> _What you have to do_: Report every line in the listing that contains the string "chevron".

> _Records to process_:

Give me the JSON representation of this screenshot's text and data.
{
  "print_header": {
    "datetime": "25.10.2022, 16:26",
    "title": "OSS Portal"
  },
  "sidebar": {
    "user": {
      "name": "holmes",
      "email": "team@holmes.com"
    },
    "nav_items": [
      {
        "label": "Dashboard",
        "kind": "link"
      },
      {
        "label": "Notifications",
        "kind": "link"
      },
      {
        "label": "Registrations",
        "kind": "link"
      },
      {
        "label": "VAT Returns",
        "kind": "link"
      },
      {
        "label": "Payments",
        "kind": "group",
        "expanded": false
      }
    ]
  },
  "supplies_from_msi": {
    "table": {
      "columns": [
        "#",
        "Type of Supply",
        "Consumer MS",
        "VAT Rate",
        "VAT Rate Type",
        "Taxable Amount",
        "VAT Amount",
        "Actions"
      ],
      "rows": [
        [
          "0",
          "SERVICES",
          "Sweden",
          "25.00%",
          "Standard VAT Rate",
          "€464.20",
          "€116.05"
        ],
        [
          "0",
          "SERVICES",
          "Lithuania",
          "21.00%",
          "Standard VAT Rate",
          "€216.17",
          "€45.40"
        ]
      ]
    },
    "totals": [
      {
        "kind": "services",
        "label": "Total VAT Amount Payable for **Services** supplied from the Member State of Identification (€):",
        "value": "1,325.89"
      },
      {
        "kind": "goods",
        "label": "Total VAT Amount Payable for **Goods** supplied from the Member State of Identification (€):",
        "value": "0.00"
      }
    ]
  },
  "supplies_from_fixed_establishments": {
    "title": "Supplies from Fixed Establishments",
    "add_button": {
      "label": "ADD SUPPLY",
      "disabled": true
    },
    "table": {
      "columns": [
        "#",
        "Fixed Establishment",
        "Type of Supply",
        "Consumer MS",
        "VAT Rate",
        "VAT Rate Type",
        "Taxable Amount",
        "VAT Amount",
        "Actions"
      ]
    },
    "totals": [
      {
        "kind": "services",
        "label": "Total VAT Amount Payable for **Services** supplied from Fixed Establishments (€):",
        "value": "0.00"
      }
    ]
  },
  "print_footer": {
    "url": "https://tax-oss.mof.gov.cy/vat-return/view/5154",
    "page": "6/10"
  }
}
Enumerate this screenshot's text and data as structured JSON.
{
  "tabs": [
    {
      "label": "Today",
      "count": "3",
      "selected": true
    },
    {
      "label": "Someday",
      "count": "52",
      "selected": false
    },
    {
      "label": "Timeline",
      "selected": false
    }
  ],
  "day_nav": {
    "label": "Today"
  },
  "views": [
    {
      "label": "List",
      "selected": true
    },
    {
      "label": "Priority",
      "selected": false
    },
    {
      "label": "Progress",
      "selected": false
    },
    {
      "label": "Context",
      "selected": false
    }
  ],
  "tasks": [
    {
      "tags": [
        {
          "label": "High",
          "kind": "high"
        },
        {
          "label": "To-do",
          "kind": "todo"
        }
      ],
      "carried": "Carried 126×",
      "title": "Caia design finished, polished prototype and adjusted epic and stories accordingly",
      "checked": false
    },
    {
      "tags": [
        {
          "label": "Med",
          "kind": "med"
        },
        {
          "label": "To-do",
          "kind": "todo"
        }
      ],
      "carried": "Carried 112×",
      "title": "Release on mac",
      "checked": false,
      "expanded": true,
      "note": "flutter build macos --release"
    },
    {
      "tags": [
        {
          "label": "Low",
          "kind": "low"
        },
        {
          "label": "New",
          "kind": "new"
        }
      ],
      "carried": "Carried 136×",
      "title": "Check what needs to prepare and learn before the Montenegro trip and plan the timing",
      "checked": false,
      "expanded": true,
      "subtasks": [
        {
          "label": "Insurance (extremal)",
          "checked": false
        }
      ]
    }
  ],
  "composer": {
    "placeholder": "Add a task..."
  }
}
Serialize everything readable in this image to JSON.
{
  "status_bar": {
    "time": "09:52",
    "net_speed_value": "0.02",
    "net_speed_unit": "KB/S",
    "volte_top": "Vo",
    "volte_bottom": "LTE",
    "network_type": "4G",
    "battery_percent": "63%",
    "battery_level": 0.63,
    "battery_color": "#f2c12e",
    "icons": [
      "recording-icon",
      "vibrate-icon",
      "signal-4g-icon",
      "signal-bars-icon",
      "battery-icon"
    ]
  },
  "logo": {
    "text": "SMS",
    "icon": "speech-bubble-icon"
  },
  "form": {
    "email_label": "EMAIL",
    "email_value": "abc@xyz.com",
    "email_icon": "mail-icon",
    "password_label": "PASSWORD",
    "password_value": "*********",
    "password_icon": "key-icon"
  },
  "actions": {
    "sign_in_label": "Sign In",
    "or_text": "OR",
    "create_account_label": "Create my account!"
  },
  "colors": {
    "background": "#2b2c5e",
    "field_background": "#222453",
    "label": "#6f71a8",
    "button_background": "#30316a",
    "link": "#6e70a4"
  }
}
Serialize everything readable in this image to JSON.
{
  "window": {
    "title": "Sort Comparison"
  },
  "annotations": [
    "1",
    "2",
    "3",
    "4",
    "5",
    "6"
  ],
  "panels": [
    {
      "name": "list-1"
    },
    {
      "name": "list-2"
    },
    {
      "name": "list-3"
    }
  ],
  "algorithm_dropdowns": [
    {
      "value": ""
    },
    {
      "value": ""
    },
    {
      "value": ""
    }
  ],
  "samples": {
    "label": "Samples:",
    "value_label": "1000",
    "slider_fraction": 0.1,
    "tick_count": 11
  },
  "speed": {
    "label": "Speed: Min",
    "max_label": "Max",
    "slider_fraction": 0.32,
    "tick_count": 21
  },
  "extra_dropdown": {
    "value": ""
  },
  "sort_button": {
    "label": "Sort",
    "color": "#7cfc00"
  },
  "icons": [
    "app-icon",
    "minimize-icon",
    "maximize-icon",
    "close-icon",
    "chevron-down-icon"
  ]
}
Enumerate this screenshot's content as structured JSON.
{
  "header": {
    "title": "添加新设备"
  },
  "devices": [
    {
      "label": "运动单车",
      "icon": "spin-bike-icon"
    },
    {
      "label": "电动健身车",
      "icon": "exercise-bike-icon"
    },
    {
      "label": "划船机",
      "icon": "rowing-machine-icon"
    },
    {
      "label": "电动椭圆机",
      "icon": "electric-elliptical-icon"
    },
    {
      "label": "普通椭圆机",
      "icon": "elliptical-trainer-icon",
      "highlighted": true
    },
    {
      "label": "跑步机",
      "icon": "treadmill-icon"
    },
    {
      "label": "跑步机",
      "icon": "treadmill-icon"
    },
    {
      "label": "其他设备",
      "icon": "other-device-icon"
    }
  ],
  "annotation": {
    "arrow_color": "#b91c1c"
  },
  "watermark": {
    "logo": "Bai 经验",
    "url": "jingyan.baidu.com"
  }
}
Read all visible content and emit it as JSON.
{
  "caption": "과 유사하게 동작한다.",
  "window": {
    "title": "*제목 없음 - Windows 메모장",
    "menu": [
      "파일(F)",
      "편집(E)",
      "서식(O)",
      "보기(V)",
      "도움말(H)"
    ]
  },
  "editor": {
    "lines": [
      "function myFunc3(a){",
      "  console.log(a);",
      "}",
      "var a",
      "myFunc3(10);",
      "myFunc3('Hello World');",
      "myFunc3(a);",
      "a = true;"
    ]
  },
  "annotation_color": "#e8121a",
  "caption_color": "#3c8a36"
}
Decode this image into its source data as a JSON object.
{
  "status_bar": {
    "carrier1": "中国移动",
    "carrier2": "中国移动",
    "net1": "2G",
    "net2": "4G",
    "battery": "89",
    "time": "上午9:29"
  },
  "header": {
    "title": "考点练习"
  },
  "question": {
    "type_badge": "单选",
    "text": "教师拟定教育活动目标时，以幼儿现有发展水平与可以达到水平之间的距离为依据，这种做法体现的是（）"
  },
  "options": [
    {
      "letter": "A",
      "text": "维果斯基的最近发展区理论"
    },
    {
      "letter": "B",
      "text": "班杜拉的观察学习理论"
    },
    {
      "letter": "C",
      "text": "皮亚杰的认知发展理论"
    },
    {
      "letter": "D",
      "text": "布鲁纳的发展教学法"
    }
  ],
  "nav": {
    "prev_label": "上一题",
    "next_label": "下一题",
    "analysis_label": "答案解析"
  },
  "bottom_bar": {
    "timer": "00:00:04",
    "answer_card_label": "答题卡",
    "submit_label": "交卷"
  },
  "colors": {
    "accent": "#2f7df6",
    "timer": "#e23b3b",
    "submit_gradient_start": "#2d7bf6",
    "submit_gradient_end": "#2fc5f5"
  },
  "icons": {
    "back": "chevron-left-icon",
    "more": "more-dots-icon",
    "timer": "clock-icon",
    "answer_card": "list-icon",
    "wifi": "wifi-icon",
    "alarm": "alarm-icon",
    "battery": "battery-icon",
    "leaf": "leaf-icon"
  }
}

> _Response below_:
    "chevron-down-icon"
    "back": "chevron-left-icon",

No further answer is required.